(Data listing)
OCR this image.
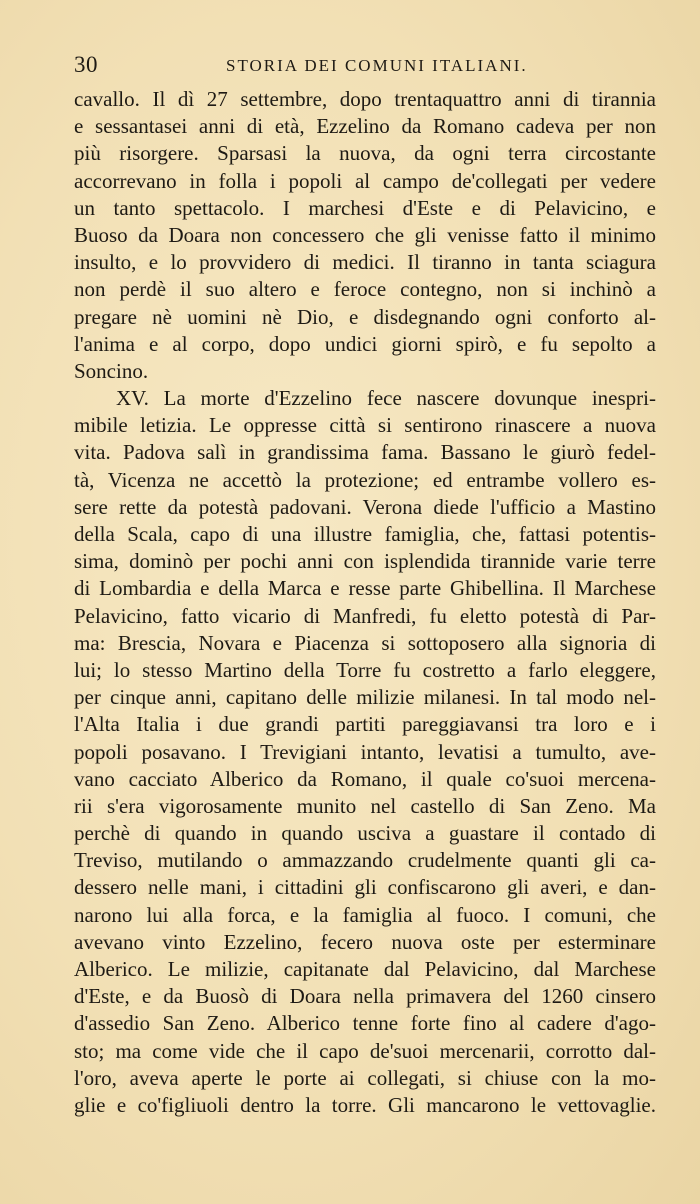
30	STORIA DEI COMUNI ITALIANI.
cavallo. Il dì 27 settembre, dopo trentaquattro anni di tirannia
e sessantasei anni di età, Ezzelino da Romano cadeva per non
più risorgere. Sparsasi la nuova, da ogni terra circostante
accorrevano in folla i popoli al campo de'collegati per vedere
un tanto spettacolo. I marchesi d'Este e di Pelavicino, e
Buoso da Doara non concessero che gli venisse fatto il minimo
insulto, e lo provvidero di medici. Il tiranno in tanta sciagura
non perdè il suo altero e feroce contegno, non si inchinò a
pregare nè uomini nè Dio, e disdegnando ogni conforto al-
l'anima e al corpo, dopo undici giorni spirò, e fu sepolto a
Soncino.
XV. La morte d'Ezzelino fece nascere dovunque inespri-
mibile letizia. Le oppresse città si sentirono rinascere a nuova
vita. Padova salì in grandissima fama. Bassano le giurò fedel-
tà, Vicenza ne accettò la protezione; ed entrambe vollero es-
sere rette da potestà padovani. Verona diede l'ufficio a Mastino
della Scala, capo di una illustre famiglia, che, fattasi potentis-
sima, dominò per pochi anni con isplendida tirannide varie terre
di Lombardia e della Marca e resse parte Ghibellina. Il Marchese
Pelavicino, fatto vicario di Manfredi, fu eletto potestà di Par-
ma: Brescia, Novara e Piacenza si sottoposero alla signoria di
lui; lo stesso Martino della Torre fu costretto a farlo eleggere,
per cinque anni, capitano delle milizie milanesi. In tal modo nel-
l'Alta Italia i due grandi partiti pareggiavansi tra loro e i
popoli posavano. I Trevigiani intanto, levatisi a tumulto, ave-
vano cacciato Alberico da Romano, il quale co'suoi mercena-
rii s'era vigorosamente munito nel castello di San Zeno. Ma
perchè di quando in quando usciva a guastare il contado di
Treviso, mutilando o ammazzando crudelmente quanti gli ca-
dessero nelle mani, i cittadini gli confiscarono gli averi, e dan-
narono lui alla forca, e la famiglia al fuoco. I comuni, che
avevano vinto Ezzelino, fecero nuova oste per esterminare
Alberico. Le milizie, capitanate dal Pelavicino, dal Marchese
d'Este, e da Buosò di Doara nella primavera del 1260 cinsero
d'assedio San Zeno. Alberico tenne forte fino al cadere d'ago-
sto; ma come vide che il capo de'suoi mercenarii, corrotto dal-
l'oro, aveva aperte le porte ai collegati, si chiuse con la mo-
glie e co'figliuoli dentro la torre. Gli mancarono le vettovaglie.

→ **TASK TO COMPLETE**:
Write the material out again exactly as it appears, dropping the pictures.

→ **EXERCISE OUTPUT**:
OCR this image.
30	STORIA DEI COMUNI ITALIANI.
cavallo. Il dì 27 settembre, dopo trentaquattro anni di tirannia
e sessantasei anni di età, Ezzelino da Romano cadeva per non
più risorgere. Sparsasi la nuova, da ogni terra circostante
accorrevano in folla i popoli al campo de'collegati per vedere
un tanto spettacolo. I marchesi d'Este e di Pelavicino, e
Buoso da Doara non concessero che gli venisse fatto il minimo
insulto, e lo provvidero di medici. Il tiranno in tanta sciagura
non perdè il suo altero e feroce contegno, non si inchinò a
pregare nè uomini nè Dio, e disdegnando ogni conforto al-
l'anima e al corpo, dopo undici giorni spirò, e fu sepolto a
Soncino.
XV. La morte d'Ezzelino fece nascere dovunque inespri-
mibile letizia. Le oppresse città si sentirono rinascere a nuova
vita. Padova salì in grandissima fama. Bassano le giurò fedel-
tà, Vicenza ne accettò la protezione; ed entrambe vollero es-
sere rette da potestà padovani. Verona diede l'ufficio a Mastino
della Scala, capo di una illustre famiglia, che, fattasi potentis-
sima, dominò per pochi anni con isplendida tirannide varie terre
di Lombardia e della Marca e resse parte Ghibellina. Il Marchese
Pelavicino, fatto vicario di Manfredi, fu eletto potestà di Par-
ma: Brescia, Novara e Piacenza si sottoposero alla signoria di
lui; lo stesso Martino della Torre fu costretto a farlo eleggere,
per cinque anni, capitano delle milizie milanesi. In tal modo nel-
l'Alta Italia i due grandi partiti pareggiavansi tra loro e i
popoli posavano. I Trevigiani intanto, levatisi a tumulto, ave-
vano cacciato Alberico da Romano, il quale co'suoi mercena-
rii s'era vigorosamente munito nel castello di San Zeno. Ma
perchè di quando in quando usciva a guastare il contado di
Treviso, mutilando o ammazzando crudelmente quanti gli ca-
dessero nelle mani, i cittadini gli confiscarono gli averi, e dan-
narono lui alla forca, e la famiglia al fuoco. I comuni, che
avevano vinto Ezzelino, fecero nuova oste per esterminare
Alberico. Le milizie, capitanate dal Pelavicino, dal Marchese
d'Este, e da Buosò di Doara nella primavera del 1260 cinsero
d'assedio San Zeno. Alberico tenne forte fino al cadere d'ago-
sto; ma come vide che il capo de'suoi mercenarii, corrotto dal-
l'oro, aveva aperte le porte ai collegati, si chiuse con la mo-
glie e co'figliuoli dentro la torre. Gli mancarono le vettovaglie.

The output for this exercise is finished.